START PROVIDED DATA

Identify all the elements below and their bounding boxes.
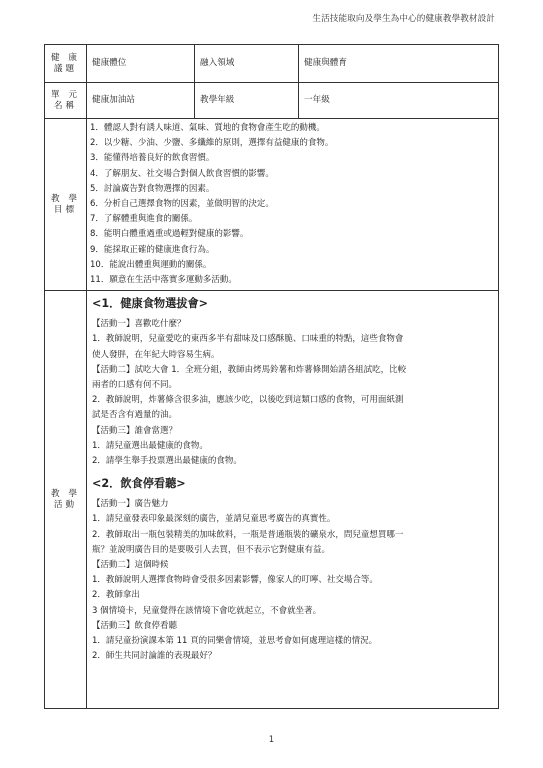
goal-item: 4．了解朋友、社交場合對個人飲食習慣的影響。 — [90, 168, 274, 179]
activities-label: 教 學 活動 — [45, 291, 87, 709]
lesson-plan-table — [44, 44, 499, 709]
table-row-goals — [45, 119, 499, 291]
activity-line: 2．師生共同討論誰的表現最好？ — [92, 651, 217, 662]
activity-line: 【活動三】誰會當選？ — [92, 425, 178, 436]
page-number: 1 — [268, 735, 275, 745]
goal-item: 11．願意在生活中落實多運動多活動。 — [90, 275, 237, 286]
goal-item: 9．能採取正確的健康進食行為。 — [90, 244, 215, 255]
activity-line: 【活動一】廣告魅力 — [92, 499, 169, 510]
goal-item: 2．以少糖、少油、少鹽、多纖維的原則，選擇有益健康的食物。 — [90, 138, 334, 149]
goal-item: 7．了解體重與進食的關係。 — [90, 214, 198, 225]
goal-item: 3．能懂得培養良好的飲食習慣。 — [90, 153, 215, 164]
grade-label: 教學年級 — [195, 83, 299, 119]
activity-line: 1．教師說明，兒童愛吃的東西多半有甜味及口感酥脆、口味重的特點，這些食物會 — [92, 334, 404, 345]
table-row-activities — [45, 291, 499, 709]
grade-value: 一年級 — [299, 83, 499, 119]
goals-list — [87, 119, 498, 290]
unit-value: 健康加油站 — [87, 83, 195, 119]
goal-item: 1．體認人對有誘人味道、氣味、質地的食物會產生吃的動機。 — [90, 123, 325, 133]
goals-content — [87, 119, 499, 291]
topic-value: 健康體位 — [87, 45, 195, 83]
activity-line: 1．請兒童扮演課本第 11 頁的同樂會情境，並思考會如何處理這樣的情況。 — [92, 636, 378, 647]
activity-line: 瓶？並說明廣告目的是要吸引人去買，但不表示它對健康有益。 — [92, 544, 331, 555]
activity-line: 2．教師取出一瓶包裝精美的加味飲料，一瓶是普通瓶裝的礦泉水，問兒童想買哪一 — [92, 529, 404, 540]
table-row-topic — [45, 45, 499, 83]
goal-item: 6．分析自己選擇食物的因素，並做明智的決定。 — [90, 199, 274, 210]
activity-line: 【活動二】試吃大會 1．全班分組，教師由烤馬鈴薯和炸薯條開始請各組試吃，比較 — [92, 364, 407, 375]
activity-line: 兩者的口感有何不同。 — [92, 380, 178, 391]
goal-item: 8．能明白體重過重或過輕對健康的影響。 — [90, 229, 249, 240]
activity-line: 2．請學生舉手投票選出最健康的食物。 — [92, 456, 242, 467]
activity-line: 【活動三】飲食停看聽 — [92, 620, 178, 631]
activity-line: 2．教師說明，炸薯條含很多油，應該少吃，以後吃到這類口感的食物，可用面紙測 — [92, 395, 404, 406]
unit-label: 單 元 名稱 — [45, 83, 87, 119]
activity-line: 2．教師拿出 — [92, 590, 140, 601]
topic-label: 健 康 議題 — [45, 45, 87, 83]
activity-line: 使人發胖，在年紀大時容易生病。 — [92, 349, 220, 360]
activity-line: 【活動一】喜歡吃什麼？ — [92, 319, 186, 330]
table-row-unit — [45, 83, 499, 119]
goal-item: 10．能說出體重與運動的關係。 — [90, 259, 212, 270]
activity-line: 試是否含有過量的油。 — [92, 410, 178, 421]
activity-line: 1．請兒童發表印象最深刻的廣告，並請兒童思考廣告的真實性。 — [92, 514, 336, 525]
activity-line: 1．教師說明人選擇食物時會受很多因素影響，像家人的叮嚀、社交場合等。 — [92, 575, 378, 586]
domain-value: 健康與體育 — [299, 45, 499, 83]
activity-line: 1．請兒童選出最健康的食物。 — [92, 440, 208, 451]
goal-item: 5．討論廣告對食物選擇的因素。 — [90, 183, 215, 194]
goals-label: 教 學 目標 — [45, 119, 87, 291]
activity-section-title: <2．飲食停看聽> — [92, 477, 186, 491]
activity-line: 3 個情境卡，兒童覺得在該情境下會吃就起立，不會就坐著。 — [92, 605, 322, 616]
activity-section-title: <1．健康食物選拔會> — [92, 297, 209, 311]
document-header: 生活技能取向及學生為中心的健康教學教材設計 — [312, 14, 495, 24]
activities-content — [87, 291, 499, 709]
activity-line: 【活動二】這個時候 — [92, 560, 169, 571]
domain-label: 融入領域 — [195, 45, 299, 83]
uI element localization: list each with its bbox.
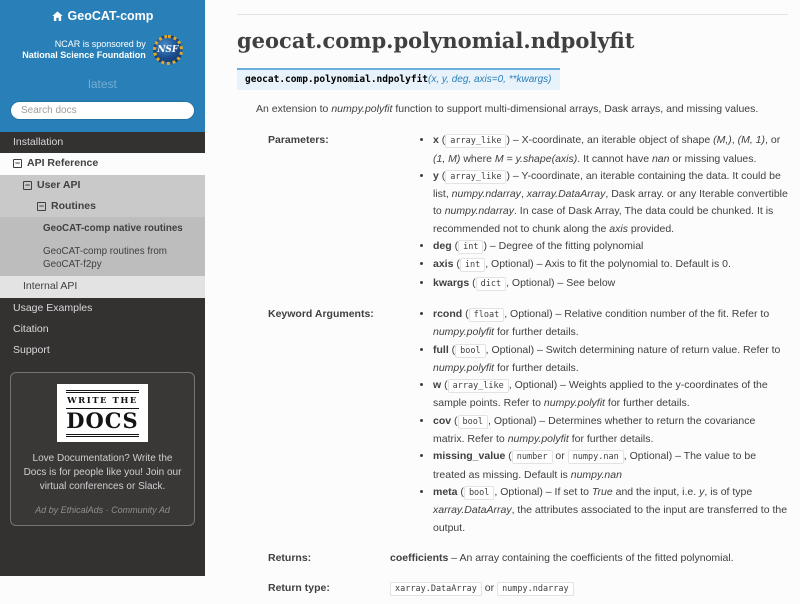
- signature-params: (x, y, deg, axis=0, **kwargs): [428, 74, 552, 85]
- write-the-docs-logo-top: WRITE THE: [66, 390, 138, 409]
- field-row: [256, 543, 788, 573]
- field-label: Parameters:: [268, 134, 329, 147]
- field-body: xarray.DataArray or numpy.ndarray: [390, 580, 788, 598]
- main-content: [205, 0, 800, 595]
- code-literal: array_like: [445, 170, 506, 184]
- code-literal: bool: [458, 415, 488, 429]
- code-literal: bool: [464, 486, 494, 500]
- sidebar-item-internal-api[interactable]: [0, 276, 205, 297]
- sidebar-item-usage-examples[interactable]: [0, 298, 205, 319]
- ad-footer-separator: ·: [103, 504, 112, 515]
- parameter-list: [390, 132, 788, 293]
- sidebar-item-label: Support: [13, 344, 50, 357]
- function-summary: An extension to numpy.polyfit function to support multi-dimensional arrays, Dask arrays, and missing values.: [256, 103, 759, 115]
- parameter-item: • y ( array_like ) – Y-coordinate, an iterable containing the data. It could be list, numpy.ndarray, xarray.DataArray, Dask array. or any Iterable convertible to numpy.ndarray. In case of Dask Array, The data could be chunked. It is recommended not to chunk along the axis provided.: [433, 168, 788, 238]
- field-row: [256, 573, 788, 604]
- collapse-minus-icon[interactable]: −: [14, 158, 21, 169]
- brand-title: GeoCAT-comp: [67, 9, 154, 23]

END PROVIDED DATA

:: WHAT YOU NEED TO DO ::
Quote every line of the entries above verbatim, leaving out the pictures.

:: TASK SOLUTION ::
Identify all the elements below and their bounding boxes.
goal-item: 4．了解朋友、社交場合對個人飲食習慣的影響。 — [90, 168, 274, 179]
activities-label: 教 學 活動 — [45, 291, 87, 709]
lesson-plan-table — [44, 44, 499, 709]
table-row-goals — [45, 119, 499, 291]
activity-line: 2．師生共同討論誰的表現最好？ — [92, 651, 217, 662]
activity-line: 【活動三】誰會當選？ — [92, 425, 178, 436]
page-number: 1 — [268, 735, 275, 745]
goal-item: 11．願意在生活中落實多運動多活動。 — [90, 275, 237, 286]
goal-item: 9．能採取正確的健康進食行為。 — [90, 244, 215, 255]
activity-line: 【活動一】廣告魅力 — [92, 499, 169, 510]
goal-item: 2．以少糖、少油、少鹽、多纖維的原則，選擇有益健康的食物。 — [90, 138, 334, 149]
goal-item: 7．了解體重與進食的關係。 — [90, 214, 198, 225]
goal-item: 3．能懂得培養良好的飲食習慣。 — [90, 153, 215, 164]
grade-label: 教學年級 — [195, 83, 299, 119]
activity-line: 1．教師說明，兒童愛吃的東西多半有甜味及口感酥脆、口味重的特點，這些食物會 — [92, 334, 404, 345]
table-row-activities — [45, 291, 499, 709]
grade-value: 一年級 — [299, 83, 499, 119]
goals-list — [87, 119, 498, 290]
unit-value: 健康加油站 — [87, 83, 195, 119]
goal-item: 1．體認人對有誘人味道、氣味、質地的食物會產生吃的動機。 — [90, 123, 325, 133]
goals-content — [87, 119, 499, 291]
topic-value: 健康體位 — [87, 45, 195, 83]
activity-line: 1．請兒童扮演課本第 11 頁的同樂會情境，並思考會如何處理這樣的情況。 — [92, 636, 378, 647]
activity-line: 瓶？並說明廣告目的是要吸引人去買，但不表示它對健康有益。 — [92, 544, 331, 555]
activity-line: 2．教師取出一瓶包裝精美的加味飲料，一瓶是普通瓶裝的礦泉水，問兒童想買哪一 — [92, 529, 404, 540]
table-row-topic — [45, 45, 499, 83]
goal-item: 6．分析自己選擇食物的因素，並做明智的決定。 — [90, 199, 274, 210]
activity-line: 【活動二】試吃大會 1．全班分組，教師由烤馬鈴薯和炸薯條開始請各組試吃，比較 — [92, 364, 407, 375]
activity-line: 兩者的口感有何不同。 — [92, 380, 178, 391]
goal-item: 8．能明白體重過重或過輕對健康的影響。 — [90, 229, 249, 240]
activity-line: 2．請學生舉手投票選出最健康的食物。 — [92, 456, 242, 467]
activity-line: 【活動三】飲食停看聽 — [92, 620, 178, 631]
activity-line: 2．教師說明，炸薯條含很多油，應該少吃，以後吃到這類口感的食物，可用面紙測 — [92, 395, 404, 406]
unit-label: 單 元 名稱 — [45, 83, 87, 119]
activity-line: 2．教師拿出 — [92, 590, 140, 601]
topic-label: 健 康 議題 — [45, 45, 87, 83]
activity-line: 使人發胖，在年紀大時容易生病。 — [92, 349, 220, 360]
activity-line: 【活動一】喜歡吃什麼？ — [92, 319, 186, 330]
table-row-unit — [45, 83, 499, 119]
goal-item: 10．能說出體重與運動的關係。 — [90, 259, 212, 270]
activity-line: 試是否含有過量的油。 — [92, 410, 178, 421]
activity-line: 1．請兒童發表印象最深刻的廣告，並請兒童思考廣告的真實性。 — [92, 514, 336, 525]
activity-line: 1．教師說明人選擇食物時會受很多因素影響，像家人的叮嚀、社交場合等。 — [92, 575, 378, 586]
domain-value: 健康與體育 — [299, 45, 499, 83]
activity-line: 1．請兒童選出最健康的食物。 — [92, 440, 208, 451]
goal-item: 5．討論廣告對食物選擇的因素。 — [90, 183, 215, 194]
goals-label: 教 學 目標 — [45, 119, 87, 291]
activity-section-title: <2．飲食停看聽> — [92, 477, 186, 491]
activity-line: 3 個情境卡，兒童覺得在該情境下會吃就起立，不會就坐著。 — [92, 605, 322, 616]
activity-section-title: <1．健康食物選拔會> — [92, 297, 209, 311]
document-header: 生活技能取向及學生為中心的健康教學教材設計 — [312, 14, 495, 24]
activities-content — [87, 291, 499, 709]
activity-line: 【活動二】這個時候 — [92, 560, 169, 571]
domain-label: 融入領域 — [195, 45, 299, 83]
uI element localization: list each with its bbox.
- signature-params: (x, y, deg, axis=0, **kwargs): [428, 74, 552, 85]
- write-the-docs-logo-top: WRITE THE: [66, 390, 138, 409]
- field-row: [256, 543, 788, 573]
- field-label: Parameters:: [268, 134, 329, 147]
- field-body: xarray.DataArray or numpy.ndarray: [390, 580, 788, 598]
- main-content: [205, 0, 800, 595]
- code-literal: array_like: [445, 170, 506, 184]
- code-literal: bool: [458, 415, 488, 429]
- code-literal: bool: [464, 486, 494, 500]
- sidebar-item-internal-api[interactable]: [0, 276, 205, 297]
- sidebar-item-usage-examples[interactable]: [0, 298, 205, 319]
- ad-footer-separator: ·: [103, 504, 112, 515]
- parameter-list: [390, 132, 788, 293]
- sidebar-item-label: Support: [13, 344, 50, 357]
- function-summary: An extension to numpy.polyfit function to support multi-dimensional arrays, Dask arrays, and missing values.: [256, 103, 759, 115]
- parameter-item: • y ( array_like ) – Y-coordinate, an iterable containing the data. It could be list, numpy.ndarray, xarray.DataArray, Dask array. or any Iterable convertible to numpy.ndarray. In case of Dask Array, The data could be chunked. It is recommended not to chunk along the axis provided.: [433, 168, 788, 238]
- field-row: [256, 573, 788, 604]
- collapse-minus-icon[interactable]: −: [14, 158, 21, 169]
- brand-title: GeoCAT-comp: [67, 9, 154, 23]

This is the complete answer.